# [REQUEST]
Reply only with how many lines contain the word "heading".

[Data listing]
'''
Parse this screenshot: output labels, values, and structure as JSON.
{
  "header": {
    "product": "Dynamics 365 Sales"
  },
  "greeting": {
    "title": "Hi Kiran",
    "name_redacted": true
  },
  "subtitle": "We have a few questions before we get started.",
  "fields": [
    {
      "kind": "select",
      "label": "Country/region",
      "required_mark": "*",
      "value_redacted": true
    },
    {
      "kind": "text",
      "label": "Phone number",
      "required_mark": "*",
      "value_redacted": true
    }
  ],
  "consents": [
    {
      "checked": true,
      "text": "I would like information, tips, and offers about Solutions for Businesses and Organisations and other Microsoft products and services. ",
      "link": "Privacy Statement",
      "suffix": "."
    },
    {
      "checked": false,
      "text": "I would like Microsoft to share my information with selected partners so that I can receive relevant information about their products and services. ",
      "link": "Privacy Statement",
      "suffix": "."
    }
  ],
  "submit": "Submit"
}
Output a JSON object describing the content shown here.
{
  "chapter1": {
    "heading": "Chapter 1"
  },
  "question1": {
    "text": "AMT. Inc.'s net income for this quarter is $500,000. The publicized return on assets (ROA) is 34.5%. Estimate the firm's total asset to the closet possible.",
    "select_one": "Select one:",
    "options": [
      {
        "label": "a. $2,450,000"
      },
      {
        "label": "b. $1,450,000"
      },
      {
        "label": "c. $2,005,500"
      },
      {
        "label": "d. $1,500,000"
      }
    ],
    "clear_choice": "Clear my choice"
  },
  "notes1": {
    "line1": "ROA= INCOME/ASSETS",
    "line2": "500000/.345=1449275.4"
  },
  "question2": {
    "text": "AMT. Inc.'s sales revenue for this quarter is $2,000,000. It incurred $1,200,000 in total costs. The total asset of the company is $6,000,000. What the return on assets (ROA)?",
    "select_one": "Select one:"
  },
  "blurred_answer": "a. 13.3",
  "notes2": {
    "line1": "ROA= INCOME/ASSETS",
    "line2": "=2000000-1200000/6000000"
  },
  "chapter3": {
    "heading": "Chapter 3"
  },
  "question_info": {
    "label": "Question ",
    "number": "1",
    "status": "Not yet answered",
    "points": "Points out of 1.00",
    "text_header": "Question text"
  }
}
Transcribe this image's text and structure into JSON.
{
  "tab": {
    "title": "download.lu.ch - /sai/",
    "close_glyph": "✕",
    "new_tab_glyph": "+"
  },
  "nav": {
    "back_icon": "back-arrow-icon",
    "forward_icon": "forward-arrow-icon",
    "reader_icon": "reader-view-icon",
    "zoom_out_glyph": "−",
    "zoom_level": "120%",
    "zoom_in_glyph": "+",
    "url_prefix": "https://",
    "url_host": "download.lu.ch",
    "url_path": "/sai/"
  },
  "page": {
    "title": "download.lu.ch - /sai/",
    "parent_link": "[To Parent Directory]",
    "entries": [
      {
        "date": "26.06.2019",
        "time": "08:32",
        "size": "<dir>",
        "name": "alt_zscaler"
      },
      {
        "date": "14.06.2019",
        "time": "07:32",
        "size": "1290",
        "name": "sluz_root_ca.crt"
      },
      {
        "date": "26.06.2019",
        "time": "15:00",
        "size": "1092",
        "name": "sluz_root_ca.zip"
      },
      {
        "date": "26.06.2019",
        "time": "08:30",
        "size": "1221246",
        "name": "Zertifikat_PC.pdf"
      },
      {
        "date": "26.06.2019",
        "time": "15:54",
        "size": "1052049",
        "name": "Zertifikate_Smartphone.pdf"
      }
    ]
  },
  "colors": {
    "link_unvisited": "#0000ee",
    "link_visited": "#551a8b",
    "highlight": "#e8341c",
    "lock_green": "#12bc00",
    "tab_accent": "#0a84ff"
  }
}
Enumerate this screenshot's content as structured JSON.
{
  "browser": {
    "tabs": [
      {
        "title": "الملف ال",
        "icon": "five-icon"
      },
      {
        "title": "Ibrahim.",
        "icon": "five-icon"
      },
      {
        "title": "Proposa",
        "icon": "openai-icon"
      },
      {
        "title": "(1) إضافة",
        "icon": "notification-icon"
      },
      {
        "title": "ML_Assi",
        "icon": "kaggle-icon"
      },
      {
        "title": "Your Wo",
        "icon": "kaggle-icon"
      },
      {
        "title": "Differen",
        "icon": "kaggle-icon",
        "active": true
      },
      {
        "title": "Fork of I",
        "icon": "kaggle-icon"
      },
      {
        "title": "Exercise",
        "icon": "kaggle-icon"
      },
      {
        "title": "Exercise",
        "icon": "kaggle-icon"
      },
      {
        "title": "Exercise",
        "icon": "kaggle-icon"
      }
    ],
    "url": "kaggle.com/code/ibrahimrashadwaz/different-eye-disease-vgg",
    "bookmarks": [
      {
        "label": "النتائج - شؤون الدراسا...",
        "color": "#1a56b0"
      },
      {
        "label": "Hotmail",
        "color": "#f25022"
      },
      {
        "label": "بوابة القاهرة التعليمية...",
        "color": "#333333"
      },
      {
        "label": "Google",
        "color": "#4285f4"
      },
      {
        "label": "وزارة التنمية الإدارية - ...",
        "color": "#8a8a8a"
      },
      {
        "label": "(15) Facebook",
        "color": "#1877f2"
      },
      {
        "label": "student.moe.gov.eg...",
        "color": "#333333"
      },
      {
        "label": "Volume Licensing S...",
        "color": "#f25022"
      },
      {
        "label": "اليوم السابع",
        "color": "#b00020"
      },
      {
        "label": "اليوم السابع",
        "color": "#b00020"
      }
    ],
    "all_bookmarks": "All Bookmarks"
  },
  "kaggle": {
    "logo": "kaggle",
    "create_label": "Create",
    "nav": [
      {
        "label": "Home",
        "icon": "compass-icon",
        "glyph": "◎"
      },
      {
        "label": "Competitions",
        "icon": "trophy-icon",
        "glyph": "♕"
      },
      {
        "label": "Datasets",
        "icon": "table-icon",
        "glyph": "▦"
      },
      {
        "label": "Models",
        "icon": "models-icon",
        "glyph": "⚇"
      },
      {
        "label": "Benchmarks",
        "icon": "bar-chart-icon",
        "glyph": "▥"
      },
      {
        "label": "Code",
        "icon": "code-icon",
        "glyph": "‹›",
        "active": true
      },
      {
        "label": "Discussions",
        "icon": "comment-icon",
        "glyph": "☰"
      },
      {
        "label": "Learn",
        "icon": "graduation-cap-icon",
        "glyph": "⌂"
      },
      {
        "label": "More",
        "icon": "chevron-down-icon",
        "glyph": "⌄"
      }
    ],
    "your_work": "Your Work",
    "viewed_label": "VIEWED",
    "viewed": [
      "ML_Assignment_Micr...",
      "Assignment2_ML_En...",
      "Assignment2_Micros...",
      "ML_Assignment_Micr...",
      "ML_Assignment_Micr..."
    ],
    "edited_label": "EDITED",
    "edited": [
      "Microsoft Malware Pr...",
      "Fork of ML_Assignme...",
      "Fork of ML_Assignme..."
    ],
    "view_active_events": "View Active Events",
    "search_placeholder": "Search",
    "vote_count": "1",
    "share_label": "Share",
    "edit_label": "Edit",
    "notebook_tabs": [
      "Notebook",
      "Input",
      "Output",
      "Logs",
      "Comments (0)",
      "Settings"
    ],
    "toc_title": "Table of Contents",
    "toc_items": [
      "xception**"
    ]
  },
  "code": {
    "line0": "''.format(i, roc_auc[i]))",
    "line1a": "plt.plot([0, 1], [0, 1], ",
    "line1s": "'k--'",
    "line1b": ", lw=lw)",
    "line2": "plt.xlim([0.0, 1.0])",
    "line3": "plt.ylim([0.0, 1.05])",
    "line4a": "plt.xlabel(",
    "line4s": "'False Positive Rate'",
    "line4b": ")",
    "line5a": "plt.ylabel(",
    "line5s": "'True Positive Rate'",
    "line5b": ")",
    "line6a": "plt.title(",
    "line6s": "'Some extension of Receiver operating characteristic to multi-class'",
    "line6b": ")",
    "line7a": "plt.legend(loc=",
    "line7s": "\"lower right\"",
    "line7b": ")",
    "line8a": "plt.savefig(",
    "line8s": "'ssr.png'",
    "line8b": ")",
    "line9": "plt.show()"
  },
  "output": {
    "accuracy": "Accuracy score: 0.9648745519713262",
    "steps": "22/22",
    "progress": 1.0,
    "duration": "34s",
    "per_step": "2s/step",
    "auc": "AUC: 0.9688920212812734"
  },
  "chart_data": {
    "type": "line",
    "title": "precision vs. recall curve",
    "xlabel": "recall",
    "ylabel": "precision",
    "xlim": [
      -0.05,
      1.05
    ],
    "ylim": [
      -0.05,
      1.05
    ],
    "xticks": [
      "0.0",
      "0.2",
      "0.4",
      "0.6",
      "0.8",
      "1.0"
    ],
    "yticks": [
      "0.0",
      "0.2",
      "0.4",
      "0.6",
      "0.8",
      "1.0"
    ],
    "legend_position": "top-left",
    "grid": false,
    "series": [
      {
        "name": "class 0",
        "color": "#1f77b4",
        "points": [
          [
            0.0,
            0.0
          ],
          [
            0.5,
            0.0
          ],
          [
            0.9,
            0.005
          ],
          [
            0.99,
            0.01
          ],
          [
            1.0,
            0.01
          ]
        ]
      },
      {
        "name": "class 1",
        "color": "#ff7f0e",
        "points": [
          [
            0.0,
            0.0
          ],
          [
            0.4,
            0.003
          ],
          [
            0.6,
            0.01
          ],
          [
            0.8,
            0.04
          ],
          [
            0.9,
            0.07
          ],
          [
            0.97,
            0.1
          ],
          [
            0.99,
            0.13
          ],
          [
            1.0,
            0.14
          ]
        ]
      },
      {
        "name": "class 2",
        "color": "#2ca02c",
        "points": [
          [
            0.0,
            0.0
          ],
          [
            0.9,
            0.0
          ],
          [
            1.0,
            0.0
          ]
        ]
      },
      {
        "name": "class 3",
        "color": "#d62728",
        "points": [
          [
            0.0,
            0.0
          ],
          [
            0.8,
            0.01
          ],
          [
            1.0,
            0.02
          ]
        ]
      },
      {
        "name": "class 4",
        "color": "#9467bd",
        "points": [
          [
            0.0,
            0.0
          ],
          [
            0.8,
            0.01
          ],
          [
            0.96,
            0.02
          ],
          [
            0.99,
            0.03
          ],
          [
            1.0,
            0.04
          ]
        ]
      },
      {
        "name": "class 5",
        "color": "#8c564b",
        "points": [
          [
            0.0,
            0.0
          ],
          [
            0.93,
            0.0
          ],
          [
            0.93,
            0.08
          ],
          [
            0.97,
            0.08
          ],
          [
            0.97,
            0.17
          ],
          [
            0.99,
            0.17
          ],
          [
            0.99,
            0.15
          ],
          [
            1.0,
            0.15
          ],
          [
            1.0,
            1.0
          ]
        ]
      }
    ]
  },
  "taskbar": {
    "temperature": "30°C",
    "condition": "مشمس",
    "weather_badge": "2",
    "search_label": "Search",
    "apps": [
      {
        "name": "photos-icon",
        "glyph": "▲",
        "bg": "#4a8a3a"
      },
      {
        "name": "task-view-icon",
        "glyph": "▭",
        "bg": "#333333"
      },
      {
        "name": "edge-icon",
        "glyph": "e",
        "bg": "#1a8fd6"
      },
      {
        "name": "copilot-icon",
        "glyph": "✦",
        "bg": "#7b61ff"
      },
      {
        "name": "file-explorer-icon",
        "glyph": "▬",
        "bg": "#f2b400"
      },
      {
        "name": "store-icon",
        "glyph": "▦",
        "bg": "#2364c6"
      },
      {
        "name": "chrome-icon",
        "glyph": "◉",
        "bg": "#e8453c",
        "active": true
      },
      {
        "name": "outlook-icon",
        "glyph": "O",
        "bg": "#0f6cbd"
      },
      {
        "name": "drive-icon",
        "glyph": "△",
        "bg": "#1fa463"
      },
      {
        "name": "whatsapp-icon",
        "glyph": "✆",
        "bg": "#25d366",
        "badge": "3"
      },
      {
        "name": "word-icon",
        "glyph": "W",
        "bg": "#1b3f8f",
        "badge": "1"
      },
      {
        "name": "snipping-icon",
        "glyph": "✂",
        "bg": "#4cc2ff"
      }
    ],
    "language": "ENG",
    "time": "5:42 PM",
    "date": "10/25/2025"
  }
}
'''
# [ANSWER TO THE TASK]
2